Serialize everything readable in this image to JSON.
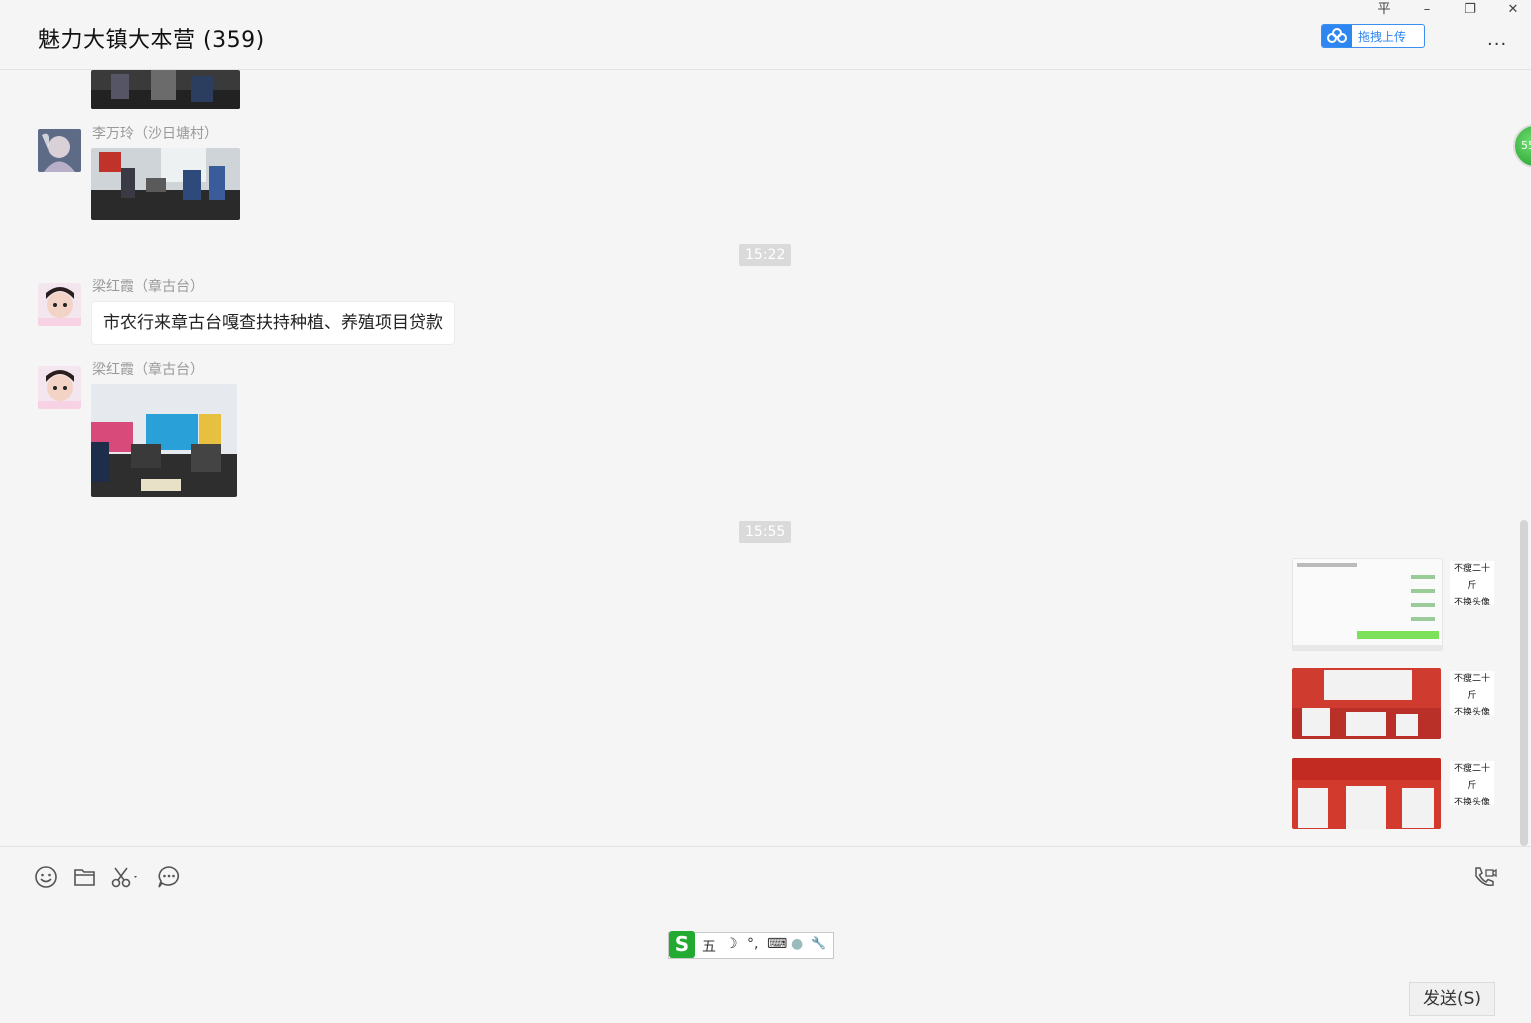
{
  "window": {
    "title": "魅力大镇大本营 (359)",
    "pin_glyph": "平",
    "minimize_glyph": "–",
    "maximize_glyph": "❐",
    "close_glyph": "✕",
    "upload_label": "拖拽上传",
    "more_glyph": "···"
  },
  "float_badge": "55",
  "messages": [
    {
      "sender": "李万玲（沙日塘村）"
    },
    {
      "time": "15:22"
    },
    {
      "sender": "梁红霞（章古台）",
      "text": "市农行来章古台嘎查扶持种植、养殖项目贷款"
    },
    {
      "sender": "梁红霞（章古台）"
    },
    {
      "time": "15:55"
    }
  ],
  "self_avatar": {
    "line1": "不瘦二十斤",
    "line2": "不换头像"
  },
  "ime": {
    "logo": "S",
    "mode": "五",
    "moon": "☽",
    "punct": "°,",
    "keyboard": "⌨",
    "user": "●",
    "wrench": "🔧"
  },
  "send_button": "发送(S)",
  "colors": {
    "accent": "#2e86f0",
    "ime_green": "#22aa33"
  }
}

-----

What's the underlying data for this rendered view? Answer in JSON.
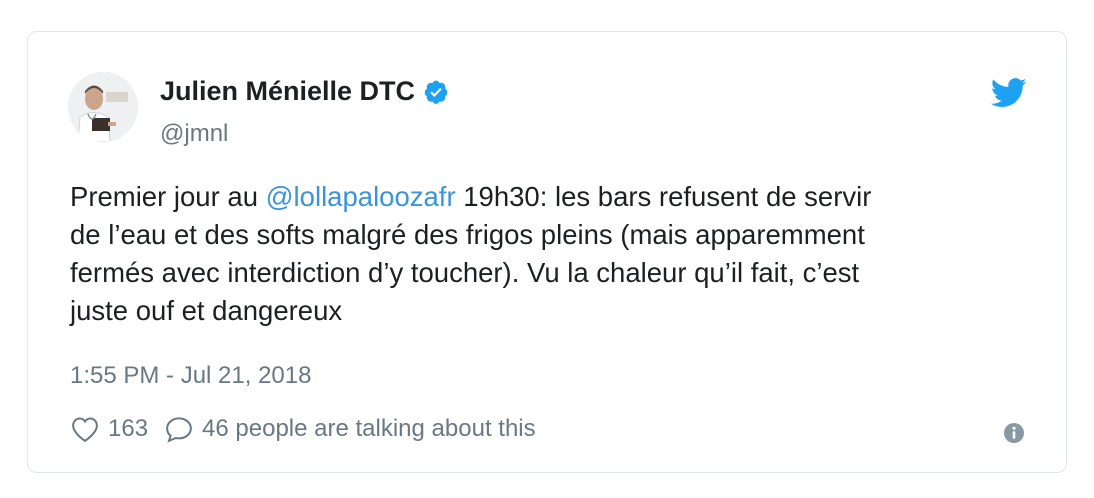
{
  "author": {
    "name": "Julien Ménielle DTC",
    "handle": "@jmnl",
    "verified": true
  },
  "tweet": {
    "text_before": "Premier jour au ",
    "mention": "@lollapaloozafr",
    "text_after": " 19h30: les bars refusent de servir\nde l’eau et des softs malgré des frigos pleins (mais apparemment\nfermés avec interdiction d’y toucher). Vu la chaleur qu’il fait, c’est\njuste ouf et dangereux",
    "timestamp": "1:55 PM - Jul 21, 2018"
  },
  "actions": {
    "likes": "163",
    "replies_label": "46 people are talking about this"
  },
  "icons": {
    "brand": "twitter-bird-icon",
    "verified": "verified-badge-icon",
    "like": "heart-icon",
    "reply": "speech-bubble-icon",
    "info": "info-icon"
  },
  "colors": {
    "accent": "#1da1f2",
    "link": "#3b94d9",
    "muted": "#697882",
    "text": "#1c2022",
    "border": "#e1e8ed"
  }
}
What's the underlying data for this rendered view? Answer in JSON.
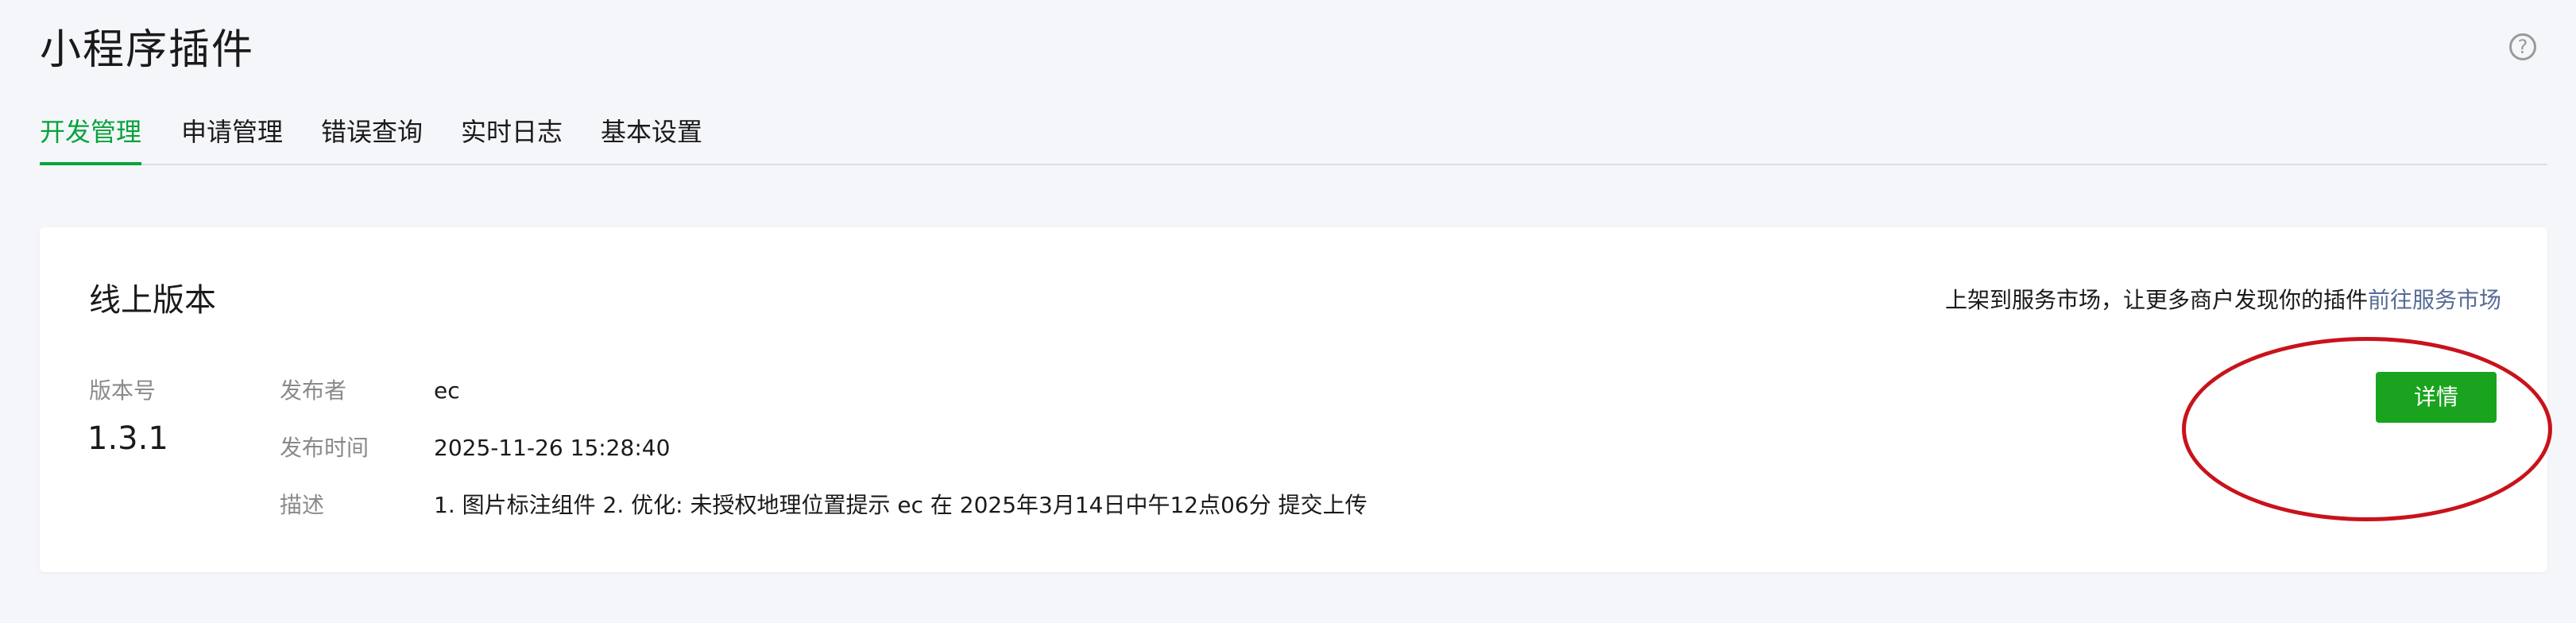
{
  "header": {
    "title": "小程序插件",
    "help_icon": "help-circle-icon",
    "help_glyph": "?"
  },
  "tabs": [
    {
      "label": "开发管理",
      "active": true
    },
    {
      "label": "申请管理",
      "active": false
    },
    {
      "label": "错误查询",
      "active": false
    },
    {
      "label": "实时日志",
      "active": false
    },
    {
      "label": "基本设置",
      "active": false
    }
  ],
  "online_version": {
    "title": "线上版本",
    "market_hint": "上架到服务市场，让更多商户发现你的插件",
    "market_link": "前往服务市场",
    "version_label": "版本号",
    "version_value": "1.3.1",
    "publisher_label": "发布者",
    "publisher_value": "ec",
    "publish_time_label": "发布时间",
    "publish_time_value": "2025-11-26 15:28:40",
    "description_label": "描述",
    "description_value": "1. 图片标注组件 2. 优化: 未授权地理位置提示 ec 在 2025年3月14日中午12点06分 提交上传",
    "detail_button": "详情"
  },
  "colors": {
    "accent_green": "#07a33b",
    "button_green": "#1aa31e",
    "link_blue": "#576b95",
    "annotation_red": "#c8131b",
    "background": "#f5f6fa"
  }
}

-----

Given problem> In the entries above, find lines with "sender" and copy each.

Complete answer>
      "sender": "李万玲（沙日塘村）"
      "sender": "梁红霞（章古台）",
      "sender": "梁红霞（章古台）"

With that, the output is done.